[Dataset rows]
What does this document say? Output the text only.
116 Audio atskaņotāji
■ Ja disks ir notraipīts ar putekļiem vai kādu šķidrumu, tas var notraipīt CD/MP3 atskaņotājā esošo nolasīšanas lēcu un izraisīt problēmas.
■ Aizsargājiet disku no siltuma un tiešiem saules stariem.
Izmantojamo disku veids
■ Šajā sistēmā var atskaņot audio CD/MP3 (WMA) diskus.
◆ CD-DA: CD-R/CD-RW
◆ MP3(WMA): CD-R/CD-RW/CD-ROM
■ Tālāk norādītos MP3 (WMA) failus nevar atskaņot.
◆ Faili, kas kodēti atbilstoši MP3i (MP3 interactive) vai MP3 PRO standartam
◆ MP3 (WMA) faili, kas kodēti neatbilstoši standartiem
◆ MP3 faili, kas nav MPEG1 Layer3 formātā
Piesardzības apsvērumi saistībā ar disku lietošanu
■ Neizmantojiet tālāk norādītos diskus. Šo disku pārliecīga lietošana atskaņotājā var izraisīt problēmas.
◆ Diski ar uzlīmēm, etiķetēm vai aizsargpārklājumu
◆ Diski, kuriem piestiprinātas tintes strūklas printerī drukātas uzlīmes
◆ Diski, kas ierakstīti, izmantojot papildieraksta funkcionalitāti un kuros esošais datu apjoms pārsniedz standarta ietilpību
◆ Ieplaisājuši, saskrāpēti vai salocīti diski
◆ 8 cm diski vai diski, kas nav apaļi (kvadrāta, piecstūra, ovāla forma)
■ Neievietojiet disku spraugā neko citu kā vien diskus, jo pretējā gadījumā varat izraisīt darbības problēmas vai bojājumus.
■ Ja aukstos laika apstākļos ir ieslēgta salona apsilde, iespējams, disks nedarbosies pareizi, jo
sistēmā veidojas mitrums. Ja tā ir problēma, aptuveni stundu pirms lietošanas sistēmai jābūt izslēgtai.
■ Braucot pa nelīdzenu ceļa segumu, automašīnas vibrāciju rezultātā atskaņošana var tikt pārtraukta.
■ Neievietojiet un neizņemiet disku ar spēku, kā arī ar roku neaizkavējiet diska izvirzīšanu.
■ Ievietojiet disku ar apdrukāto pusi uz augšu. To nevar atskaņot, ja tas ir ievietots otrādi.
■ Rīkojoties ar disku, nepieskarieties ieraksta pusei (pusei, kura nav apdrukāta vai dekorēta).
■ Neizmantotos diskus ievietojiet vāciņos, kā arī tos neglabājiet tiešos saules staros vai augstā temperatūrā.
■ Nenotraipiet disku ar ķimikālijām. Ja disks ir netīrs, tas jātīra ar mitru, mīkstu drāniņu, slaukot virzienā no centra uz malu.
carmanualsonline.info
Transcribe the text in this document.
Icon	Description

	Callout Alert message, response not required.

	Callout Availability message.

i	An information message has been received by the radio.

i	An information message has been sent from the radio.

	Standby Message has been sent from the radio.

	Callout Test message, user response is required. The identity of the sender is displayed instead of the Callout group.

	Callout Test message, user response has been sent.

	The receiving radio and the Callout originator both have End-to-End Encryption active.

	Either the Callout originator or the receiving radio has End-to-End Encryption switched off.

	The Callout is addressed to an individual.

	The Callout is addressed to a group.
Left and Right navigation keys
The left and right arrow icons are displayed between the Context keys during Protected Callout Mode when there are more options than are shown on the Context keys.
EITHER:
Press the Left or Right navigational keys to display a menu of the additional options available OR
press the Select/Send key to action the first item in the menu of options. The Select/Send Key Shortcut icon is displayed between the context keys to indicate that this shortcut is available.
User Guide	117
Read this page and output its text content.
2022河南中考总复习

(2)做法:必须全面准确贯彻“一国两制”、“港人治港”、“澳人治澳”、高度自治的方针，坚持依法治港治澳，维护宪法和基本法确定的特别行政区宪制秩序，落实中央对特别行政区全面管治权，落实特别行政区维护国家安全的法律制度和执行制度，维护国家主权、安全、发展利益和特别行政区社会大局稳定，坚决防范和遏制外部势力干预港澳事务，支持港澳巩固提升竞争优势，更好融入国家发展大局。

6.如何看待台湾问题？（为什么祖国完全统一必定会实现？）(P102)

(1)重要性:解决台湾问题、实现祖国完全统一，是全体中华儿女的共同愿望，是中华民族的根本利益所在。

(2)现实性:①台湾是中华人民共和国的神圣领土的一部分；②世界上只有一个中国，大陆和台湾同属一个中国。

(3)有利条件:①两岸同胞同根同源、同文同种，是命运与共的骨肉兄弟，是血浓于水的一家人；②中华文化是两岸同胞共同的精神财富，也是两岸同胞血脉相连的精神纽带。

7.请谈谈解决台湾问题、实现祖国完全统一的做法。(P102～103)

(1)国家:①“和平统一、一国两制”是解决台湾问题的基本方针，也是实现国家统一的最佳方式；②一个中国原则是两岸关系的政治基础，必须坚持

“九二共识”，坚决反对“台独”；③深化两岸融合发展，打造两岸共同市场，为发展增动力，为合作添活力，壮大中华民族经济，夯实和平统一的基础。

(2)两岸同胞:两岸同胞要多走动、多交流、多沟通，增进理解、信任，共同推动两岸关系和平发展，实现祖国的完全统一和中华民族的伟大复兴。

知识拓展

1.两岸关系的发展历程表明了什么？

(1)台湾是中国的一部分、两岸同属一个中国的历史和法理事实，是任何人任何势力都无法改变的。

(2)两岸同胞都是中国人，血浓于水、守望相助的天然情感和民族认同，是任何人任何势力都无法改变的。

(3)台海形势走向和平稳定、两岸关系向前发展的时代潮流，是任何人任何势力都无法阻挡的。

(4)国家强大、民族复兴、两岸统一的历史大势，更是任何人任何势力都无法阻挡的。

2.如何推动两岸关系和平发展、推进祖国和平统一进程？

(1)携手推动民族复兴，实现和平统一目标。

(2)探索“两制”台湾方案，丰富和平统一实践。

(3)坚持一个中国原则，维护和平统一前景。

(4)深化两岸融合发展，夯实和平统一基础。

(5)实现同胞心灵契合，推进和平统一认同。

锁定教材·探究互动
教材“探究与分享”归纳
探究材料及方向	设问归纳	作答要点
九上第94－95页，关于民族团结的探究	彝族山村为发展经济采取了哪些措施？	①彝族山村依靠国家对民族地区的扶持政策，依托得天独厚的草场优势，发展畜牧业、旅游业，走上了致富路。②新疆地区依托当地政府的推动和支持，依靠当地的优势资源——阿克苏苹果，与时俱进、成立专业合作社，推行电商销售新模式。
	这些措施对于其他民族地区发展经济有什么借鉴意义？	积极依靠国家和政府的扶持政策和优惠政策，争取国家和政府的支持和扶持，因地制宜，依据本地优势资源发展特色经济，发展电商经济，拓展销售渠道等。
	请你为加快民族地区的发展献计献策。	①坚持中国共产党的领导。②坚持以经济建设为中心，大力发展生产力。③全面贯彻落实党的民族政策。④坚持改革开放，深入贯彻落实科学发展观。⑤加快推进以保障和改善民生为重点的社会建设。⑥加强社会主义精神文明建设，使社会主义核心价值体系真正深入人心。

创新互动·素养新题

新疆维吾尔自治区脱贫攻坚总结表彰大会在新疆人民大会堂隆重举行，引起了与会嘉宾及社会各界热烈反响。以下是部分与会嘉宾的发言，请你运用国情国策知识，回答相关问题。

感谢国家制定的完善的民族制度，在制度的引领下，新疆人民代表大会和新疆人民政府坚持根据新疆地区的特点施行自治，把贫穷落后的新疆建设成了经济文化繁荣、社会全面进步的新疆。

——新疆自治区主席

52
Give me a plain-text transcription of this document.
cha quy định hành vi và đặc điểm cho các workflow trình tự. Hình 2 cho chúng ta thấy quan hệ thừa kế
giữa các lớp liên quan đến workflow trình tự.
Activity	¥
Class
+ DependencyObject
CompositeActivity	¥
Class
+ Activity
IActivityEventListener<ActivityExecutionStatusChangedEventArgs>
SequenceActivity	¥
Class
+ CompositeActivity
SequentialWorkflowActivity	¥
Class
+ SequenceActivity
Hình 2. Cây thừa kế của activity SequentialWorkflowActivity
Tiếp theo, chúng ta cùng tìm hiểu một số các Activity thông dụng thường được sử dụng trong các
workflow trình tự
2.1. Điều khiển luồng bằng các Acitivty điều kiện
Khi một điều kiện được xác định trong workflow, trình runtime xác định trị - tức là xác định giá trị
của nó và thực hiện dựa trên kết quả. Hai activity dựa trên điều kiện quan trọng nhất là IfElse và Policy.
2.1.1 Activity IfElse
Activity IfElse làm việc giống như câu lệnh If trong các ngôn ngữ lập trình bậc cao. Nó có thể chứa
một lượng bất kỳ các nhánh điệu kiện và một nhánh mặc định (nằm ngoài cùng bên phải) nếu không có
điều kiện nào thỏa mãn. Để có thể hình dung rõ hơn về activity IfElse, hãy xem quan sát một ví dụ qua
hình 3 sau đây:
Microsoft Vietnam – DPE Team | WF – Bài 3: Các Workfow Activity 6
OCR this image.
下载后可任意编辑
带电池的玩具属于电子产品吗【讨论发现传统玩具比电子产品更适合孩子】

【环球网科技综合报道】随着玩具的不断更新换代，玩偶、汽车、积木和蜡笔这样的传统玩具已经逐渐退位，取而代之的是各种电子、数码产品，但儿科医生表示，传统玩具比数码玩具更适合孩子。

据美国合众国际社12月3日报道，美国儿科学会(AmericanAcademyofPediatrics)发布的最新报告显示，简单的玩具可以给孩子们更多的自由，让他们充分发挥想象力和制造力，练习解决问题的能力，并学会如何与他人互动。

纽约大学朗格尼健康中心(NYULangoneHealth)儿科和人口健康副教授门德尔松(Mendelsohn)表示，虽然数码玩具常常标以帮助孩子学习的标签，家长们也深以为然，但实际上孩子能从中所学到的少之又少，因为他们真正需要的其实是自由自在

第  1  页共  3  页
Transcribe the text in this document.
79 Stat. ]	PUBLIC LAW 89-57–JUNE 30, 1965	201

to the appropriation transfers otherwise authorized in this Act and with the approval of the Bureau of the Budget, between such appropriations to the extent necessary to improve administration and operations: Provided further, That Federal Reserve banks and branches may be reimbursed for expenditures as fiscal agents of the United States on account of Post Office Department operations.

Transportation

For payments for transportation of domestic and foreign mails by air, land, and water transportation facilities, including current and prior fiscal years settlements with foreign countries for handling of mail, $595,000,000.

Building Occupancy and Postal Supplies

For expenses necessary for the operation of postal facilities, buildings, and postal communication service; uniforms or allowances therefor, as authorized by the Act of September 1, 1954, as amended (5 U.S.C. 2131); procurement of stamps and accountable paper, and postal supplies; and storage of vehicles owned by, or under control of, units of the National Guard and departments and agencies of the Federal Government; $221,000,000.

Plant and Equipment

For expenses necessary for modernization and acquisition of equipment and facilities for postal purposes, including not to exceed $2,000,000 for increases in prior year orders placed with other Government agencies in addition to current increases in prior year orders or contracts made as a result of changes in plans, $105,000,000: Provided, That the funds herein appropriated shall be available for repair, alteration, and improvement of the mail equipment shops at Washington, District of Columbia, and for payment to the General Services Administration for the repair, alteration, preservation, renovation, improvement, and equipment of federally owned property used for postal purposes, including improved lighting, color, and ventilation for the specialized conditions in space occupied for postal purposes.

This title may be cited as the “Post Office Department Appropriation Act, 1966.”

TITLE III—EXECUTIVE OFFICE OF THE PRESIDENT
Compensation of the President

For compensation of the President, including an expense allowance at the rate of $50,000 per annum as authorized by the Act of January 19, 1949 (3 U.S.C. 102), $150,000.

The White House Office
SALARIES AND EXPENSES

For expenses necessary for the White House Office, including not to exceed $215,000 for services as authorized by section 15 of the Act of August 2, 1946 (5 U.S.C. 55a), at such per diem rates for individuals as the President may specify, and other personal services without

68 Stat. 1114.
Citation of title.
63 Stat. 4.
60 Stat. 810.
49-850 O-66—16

Short problem => Look through the data above. Each line containing the word "been" needs to be copied.

Worked answer =>
i	An information message has been received by the radio.
i	An information message has been sent from the radio.
	Standby Message has been sent from the radio.
	Callout Test message, user response has been sent.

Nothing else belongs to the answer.